## PROMPT 1
Reproduce the part of the SolomonDB design notes that begins at the words "In SolomonDB design, there" and ends after the words "of Property Graph.".
## PROMPT 2
Answer these questions using the SolomonDB design notes:
(a) Which column families are given as examples for different sets of data?
(b) What should the relationship type be when two LOVER nodes connect?
(c) What is the stated structure of a property?

## EXCERPTED PASSAGE
=== Begin Enclosure ===

RocksDB Column Family

As being stated in the RocksDB Wiki:

Each key-value pair in RocksDB is associated with exactly one Column Family.

In SolomonDB design, there will be multiple column families specified for different set of data. For example: vertex, vertex-property, edge, edge-property and label. All methods of RocksDB transaction will include a column family attribute. For example, the get method

/// Fetch a key from the database
- async fn get<K: Into<Key> + Send>(&mut self, key: K) -> Result<Option<Val>, Error>;
+ async fn get<K: Into<Key> + Send>(&mut self, cf: CF, key: K) -> Result<Option<Val>, Error>;

Property Graph Design

Not sure but I remember this has been mentioned in a very first commit log, our graph database will follow the structure of Property Graph.

  • Vertex: Common object in every graph model. In Property Graph, vertex is more versatile. It has multiple properties, it can be considered as a document in NoSQL database. Vertex can also have multiple labels to identify itself.

  • Relationship: Or edge in single relational database. Indicates the link between two vertex. However, relationship can have properties too. It also has a type, for example, if two LOVER nodes connect, the relationship type should be LOVE. Defined as source_vertex -> relationship -> target_vertex.

  • Property: Define attribute type and name of object field. For example, vertex (or node) can have name, age, birthday and relationship can also have name. Structure of property is uuid | name | type. Property of each core objects (node and relationship) will be stored in a HashMap<Uuid, Vec<u8>> where Uuid = Property ID and Vec<u8> = Byte value for that property

  • Label: Vertex can have multiple labels. For example, one vertex can be a Person, Programmer and Employee at the same time. This can be misunderstood with Property. However, they are not the same. Labels are used for marking node instead of defining attributes.

=== End Enclosure ===

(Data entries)
=== Begin Enclosure ===

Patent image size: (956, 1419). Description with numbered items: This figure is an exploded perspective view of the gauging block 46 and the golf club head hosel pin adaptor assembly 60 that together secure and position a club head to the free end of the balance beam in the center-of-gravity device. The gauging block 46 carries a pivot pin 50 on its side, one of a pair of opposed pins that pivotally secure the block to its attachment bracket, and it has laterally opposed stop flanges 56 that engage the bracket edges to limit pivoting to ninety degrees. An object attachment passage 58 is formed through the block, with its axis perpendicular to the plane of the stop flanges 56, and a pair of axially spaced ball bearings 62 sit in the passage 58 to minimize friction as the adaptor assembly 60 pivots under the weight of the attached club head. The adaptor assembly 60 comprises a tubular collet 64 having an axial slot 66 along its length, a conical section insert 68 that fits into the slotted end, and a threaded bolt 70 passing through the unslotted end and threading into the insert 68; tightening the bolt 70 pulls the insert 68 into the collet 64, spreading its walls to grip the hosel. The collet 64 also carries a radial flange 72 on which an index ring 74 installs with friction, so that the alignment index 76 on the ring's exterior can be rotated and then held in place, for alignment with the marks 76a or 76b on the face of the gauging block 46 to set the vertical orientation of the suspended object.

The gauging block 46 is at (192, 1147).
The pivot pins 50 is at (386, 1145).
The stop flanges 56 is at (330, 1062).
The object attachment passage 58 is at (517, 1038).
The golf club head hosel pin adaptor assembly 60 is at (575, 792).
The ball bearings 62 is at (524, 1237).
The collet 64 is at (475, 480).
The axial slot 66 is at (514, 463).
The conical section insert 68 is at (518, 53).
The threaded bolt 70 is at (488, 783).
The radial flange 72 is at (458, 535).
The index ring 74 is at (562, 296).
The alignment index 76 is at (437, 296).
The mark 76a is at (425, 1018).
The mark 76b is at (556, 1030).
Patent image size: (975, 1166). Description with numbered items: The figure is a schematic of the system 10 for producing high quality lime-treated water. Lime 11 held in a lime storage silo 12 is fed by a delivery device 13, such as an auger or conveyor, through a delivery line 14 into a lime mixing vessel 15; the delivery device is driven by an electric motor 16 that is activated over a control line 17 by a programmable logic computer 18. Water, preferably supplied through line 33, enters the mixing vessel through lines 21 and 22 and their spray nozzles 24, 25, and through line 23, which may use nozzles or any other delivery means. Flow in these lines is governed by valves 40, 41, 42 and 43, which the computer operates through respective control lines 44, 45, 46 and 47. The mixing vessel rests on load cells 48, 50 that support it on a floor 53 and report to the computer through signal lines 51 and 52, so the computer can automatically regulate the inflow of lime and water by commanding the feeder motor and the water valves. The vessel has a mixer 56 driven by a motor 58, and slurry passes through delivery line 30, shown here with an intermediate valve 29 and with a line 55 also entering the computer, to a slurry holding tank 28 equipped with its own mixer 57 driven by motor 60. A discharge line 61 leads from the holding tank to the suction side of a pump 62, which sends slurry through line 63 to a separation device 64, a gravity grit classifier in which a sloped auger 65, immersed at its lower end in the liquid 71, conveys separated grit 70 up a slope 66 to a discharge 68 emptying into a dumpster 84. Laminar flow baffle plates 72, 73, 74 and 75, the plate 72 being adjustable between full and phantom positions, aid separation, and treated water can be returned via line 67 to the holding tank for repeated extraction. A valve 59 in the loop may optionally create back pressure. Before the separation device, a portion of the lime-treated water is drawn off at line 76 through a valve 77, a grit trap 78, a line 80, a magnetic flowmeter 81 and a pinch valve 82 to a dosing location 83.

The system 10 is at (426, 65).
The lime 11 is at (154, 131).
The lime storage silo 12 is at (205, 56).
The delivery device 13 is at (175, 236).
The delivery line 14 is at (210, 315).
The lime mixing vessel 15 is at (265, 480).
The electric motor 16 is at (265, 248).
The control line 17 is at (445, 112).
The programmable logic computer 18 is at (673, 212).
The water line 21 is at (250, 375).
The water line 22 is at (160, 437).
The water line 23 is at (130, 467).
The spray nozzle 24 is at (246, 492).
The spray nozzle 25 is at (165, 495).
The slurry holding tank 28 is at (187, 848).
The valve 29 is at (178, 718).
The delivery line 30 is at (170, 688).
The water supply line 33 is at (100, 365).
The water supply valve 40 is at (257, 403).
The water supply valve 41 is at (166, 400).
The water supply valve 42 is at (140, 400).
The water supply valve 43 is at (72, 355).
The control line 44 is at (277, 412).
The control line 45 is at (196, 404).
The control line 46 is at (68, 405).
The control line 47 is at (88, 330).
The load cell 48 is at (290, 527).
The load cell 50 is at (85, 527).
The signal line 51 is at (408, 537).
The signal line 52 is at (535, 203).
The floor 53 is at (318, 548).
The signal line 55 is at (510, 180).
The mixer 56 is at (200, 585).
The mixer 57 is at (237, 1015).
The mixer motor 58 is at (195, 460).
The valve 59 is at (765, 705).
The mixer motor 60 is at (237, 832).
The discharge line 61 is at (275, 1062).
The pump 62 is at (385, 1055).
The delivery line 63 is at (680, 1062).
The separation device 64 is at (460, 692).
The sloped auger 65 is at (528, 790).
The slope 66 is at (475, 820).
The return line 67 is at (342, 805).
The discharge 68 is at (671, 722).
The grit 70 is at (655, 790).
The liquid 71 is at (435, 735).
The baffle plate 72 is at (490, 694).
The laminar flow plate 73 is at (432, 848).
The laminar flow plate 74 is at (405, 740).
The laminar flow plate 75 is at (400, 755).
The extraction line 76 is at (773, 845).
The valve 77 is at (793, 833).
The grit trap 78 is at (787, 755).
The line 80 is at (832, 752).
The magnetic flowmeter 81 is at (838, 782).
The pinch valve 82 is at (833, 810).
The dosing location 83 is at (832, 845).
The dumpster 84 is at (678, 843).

=== End Enclosure ===

## ANSWER SPACE 1
In SolomonDB design, there will be multiple column families specified for different set of data. For example: vertex, vertex-property, edge, edge-property and label. All methods of RocksDB transaction will include a column family attribute. For example, the get method

/// Fetch a key from the database
- async fn get<K: Into<Key> + Send>(&mut self, key: K) -> Result<Option<Val>, Error>;
+ async fn get<K: Into<Key> + Send>(&mut self, cf: CF, key: K) -> Result<Option<Val>, Error>;

Property Graph Design

Not sure but I remember this has been mentioned in a very first commit log, our graph database will follow the structure of Property Graph.

## ANSWER SPACE 2
(a) Vertex, vertex-property, edge, edge-property and label.
(b) LOVE.
(c) uuid | name | type.